[Data records]

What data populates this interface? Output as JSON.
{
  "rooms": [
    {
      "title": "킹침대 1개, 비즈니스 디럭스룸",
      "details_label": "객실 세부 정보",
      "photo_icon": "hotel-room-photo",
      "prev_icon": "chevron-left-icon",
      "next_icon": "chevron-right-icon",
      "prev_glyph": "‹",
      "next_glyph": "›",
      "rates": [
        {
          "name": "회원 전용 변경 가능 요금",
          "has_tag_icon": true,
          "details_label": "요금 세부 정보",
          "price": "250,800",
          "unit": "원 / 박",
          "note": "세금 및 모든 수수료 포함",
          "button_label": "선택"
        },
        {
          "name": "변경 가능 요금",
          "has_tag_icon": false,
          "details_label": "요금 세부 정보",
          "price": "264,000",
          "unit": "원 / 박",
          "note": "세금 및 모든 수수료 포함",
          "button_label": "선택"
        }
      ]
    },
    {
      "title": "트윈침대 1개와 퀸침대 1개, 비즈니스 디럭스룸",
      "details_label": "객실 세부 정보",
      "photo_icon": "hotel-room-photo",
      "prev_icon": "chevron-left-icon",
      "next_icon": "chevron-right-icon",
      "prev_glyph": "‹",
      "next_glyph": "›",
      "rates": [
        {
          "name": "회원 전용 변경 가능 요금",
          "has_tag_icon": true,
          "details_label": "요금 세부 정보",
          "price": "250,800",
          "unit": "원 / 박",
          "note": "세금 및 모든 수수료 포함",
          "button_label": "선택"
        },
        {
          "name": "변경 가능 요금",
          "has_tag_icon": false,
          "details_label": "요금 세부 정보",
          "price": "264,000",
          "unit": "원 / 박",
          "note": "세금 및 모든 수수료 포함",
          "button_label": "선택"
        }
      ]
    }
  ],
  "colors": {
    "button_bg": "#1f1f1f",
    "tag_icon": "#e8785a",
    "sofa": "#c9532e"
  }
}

■ **WHAT IS ASKED**
Emit the records above again, exactly, with no line skipped.

■ **ANSWER TO THIS TASK**
What data populates this interface? Output as JSON.
{
  "rooms": [
    {
      "title": "킹침대 1개, 비즈니스 디럭스룸",
      "details_label": "객실 세부 정보",
      "photo_icon": "hotel-room-photo",
      "prev_icon": "chevron-left-icon",
      "next_icon": "chevron-right-icon",
      "prev_glyph": "‹",
      "next_glyph": "›",
      "rates": [
        {
          "name": "회원 전용 변경 가능 요금",
          "has_tag_icon": true,
          "details_label": "요금 세부 정보",
          "price": "250,800",
          "unit": "원 / 박",
          "note": "세금 및 모든 수수료 포함",
          "button_label": "선택"
        },
        {
          "name": "변경 가능 요금",
          "has_tag_icon": false,
          "details_label": "요금 세부 정보",
          "price": "264,000",
          "unit": "원 / 박",
          "note": "세금 및 모든 수수료 포함",
          "button_label": "선택"
        }
      ]
    },
    {
      "title": "트윈침대 1개와 퀸침대 1개, 비즈니스 디럭스룸",
      "details_label": "객실 세부 정보",
      "photo_icon": "hotel-room-photo",
      "prev_icon": "chevron-left-icon",
      "next_icon": "chevron-right-icon",
      "prev_glyph": "‹",
      "next_glyph": "›",
      "rates": [
        {
          "name": "회원 전용 변경 가능 요금",
          "has_tag_icon": true,
          "details_label": "요금 세부 정보",
          "price": "250,800",
          "unit": "원 / 박",
          "note": "세금 및 모든 수수료 포함",
          "button_label": "선택"
        },
        {
          "name": "변경 가능 요금",
          "has_tag_icon": false,
          "details_label": "요금 세부 정보",
          "price": "264,000",
          "unit": "원 / 박",
          "note": "세금 및 모든 수수료 포함",
          "button_label": "선택"
        }
      ]
    }
  ],
  "colors": {
    "button_bg": "#1f1f1f",
    "tag_icon": "#e8785a",
    "sofa": "#c9532e"
  }
}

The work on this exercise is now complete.